■ Directions: Each line of the material must be repeated precisely, with the pictures left out.
--
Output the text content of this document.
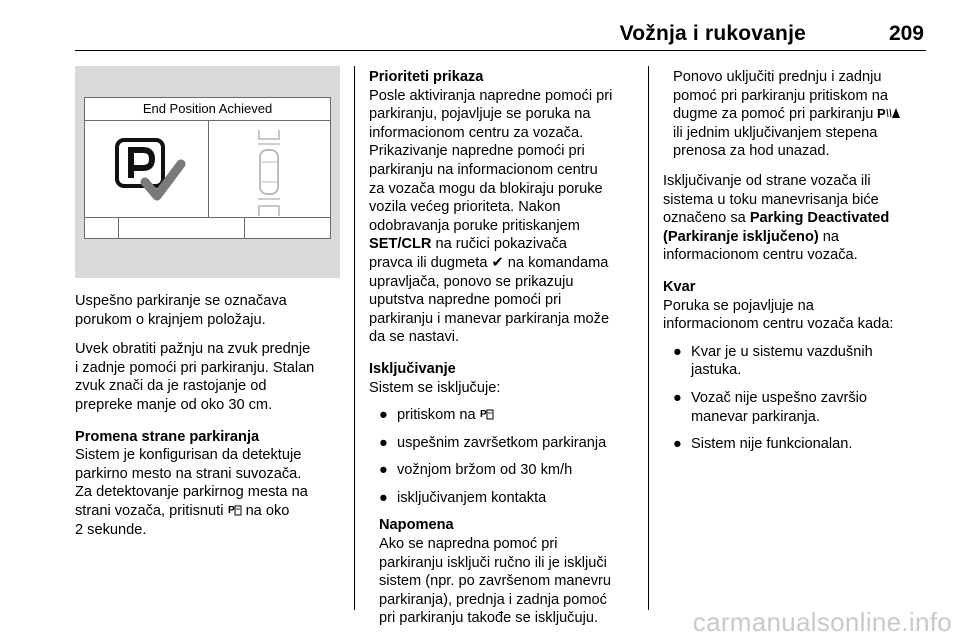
Vožnja i rukovanje	209
End Position Achieved

Uspešno parkiranje se označava

porukom o krajnjem položaju.

Uvek obratiti pažnju na zvuk prednje

i zadnje pomoći pri parkiranju. Stalan

zvuk znači da je rastojanje od

prepreke manje od oko 30 cm.

Promena strane parkiranja

Sistem je konfigurisan da detektuje

parkirno mesto na strani suvozača.

Za detektovanje parkirnog mesta na

strani vozača, pritisnuti P na oko

2 sekunde.

Prioriteti prikaza

Posle aktiviranja napredne pomoći pri

parkiranju, pojavljuje se poruka na

informacionom centru za vozača.

Prikazivanje napredne pomoći pri

parkiranju na informacionom centru

za vozača mogu da blokiraju poruke

vozila većeg prioriteta. Nakon

odobravanja poruke pritiskanjem

SET/CLR na ručici pokazivača

pravca ili dugmeta ✔ na komandama

upravljača, ponovo se prikazuju

uputstva napredne pomoći pri

parkiranju i manevar parkiranja može

da se nastavi.

Isključivanje

Sistem se isključuje:

● pritiskom na P
● uspešnim završetkom parkiranja
● vožnjom bržom od 30 km/h
● isključivanjem kontakta

Napomena

Ako se napredna pomoć pri

parkiranju isključi ručno ili je isključi

sistem (npr. po završenom manevru

parkiranja), prednja i zadnja pomoć

pri parkiranju takođe se isključuju.

Ponovo uključiti prednju i zadnju

pomoć pri parkiranju pritiskom na

dugme za pomoć pri parkiranju P

ili jednim uključivanjem stepena

prenosa za hod unazad.

Isključivanje od strane vozača ili

sistema u toku manevrisanja biće

označeno sa Parking Deactivated

(Parkiranje isključeno) na

informacionom centru vozača.

Kvar

Poruka se pojavljuje na

informacionom centru vozača kada:

● Kvar je u sistemu vazdušnih

jastuka.

● Vozač nije uspešno završio

manevar parkiranja.

● Sistem nije funkcionalan.
carmanualsonline.info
--
■ The output:
Output the text content of this document.
Vožnja i rukovanje	209
End Position Achieved

Uspešno parkiranje se označava

porukom o krajnjem položaju.

Uvek obratiti pažnju na zvuk prednje

i zadnje pomoći pri parkiranju. Stalan

zvuk znači da je rastojanje od

prepreke manje od oko 30 cm.

Promena strane parkiranja

Sistem je konfigurisan da detektuje

parkirno mesto na strani suvozača.

Za detektovanje parkirnog mesta na

strani vozača, pritisnuti P na oko

2 sekunde.

Prioriteti prikaza

Posle aktiviranja napredne pomoći pri

parkiranju, pojavljuje se poruka na

informacionom centru za vozača.

Prikazivanje napredne pomoći pri

parkiranju na informacionom centru

za vozača mogu da blokiraju poruke

vozila većeg prioriteta. Nakon

odobravanja poruke pritiskanjem

SET/CLR na ručici pokazivača

pravca ili dugmeta ✔ na komandama

upravljača, ponovo se prikazuju

uputstva napredne pomoći pri

parkiranju i manevar parkiranja može

da se nastavi.

Isključivanje

Sistem se isključuje:

● pritiskom na P
● uspešnim završetkom parkiranja
● vožnjom bržom od 30 km/h
● isključivanjem kontakta

Napomena

Ako se napredna pomoć pri

parkiranju isključi ručno ili je isključi

sistem (npr. po završenom manevru

parkiranja), prednja i zadnja pomoć

pri parkiranju takođe se isključuju.

Ponovo uključiti prednju i zadnju

pomoć pri parkiranju pritiskom na

dugme za pomoć pri parkiranju P

ili jednim uključivanjem stepena

prenosa za hod unazad.

Isključivanje od strane vozača ili

sistema u toku manevrisanja biće

označeno sa Parking Deactivated

(Parkiranje isključeno) na

informacionom centru vozača.

Kvar

Poruka se pojavljuje na

informacionom centru vozača kada:

● Kvar je u sistemu vazdušnih

jastuka.

● Vozač nije uspešno završio

manevar parkiranja.

● Sistem nije funkcionalan.
carmanualsonline.info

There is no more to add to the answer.